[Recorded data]
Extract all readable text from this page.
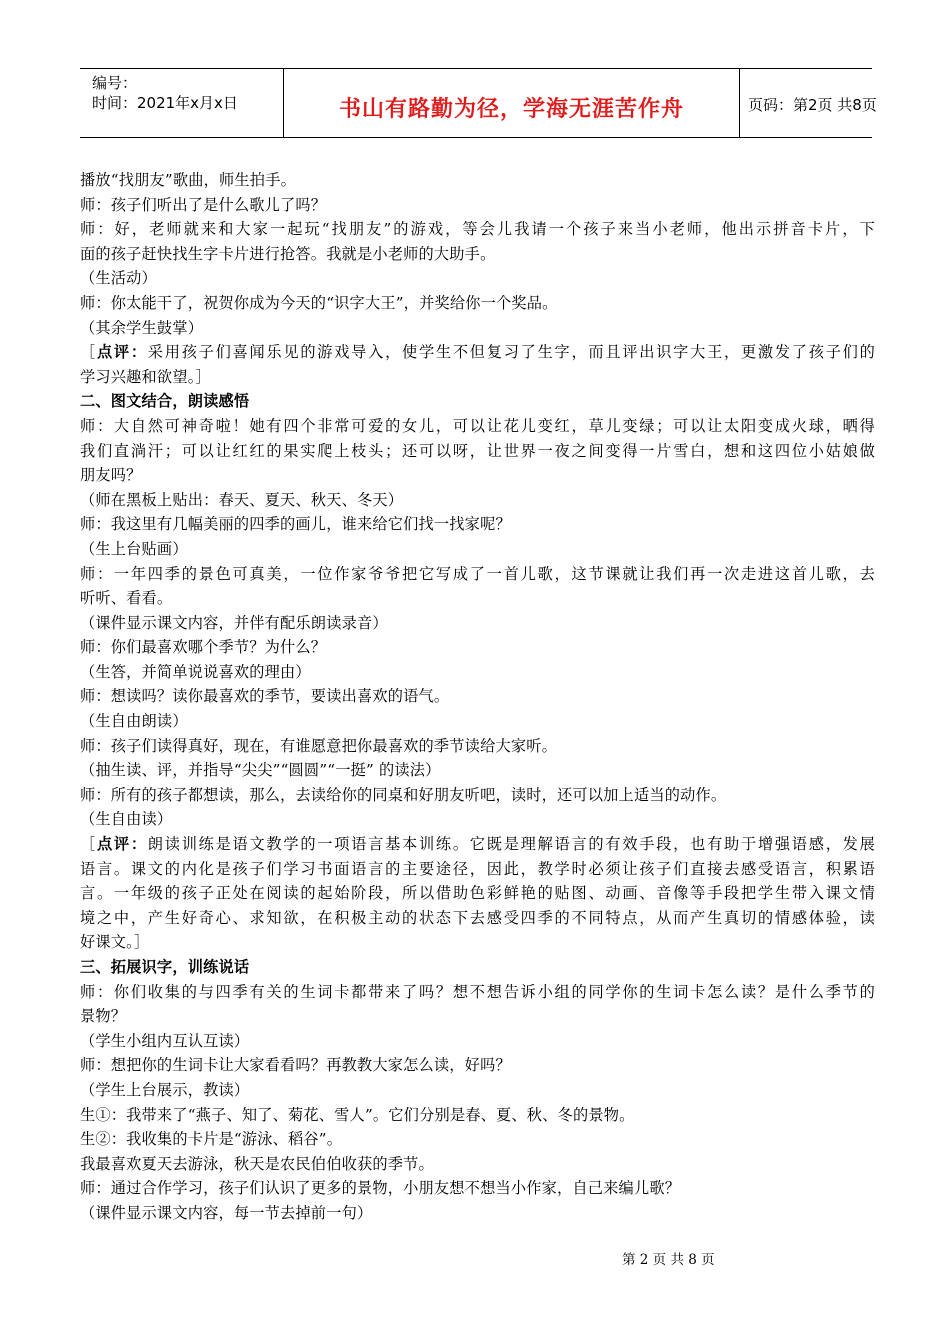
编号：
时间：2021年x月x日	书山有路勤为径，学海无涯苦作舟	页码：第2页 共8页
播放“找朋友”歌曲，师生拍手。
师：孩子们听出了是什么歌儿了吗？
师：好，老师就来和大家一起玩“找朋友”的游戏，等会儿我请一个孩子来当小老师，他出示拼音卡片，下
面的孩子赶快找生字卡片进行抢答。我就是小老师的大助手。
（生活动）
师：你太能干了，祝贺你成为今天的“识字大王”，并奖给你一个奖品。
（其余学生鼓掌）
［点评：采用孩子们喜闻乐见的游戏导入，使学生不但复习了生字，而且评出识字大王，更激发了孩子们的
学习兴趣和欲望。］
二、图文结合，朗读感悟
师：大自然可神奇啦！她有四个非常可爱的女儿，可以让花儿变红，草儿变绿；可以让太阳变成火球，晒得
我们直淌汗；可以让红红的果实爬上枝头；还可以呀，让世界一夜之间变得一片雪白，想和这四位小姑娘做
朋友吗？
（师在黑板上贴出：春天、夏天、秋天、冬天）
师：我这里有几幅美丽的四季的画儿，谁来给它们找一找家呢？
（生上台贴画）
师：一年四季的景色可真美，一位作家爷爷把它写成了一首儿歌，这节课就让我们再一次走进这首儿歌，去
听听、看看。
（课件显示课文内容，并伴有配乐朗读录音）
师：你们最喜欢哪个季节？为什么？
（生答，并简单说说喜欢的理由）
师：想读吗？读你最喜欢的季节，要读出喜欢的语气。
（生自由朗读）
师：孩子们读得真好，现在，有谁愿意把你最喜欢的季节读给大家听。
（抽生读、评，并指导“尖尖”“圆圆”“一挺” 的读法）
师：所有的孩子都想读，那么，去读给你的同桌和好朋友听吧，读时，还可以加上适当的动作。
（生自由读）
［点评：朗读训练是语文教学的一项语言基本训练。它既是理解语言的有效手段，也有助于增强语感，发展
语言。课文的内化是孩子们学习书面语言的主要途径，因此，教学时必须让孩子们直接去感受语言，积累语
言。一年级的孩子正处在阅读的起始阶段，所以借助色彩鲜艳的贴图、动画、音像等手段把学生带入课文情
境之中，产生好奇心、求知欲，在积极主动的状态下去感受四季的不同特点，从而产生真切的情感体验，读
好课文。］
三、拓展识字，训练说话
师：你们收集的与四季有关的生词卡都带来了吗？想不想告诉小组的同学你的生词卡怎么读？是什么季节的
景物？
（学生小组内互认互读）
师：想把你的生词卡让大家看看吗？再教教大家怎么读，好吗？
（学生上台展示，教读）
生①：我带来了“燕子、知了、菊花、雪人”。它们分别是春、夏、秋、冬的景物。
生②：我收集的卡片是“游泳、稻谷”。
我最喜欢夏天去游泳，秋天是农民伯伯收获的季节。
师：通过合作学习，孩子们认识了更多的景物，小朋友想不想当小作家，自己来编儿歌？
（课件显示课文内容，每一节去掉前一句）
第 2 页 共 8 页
--
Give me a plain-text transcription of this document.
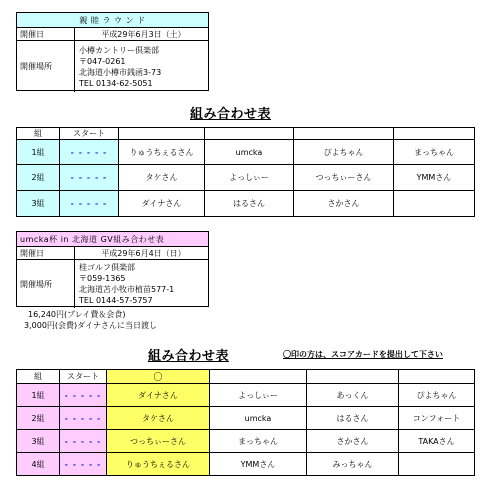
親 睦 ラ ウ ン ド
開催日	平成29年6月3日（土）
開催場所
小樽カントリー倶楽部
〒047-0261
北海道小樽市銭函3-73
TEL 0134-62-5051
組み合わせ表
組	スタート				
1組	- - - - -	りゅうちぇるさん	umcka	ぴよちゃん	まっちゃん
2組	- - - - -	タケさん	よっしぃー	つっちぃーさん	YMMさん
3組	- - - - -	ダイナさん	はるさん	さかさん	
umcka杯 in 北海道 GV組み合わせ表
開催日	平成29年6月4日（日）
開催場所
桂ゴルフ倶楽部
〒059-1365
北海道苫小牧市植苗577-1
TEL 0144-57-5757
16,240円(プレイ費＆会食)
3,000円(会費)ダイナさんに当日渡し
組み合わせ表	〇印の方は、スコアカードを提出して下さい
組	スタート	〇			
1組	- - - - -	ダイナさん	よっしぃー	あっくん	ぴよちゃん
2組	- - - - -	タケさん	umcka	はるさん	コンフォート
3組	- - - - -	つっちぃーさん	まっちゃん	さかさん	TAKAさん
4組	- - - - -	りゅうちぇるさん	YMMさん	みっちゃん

- Task: Return a copy of every line that includes the word "タケさん".

- Written solution:
2組	- - - - -	タケさん	よっしぃー	つっちぃーさん	YMMさん
2組	- - - - -	タケさん	umcka	はるさん	コンフォート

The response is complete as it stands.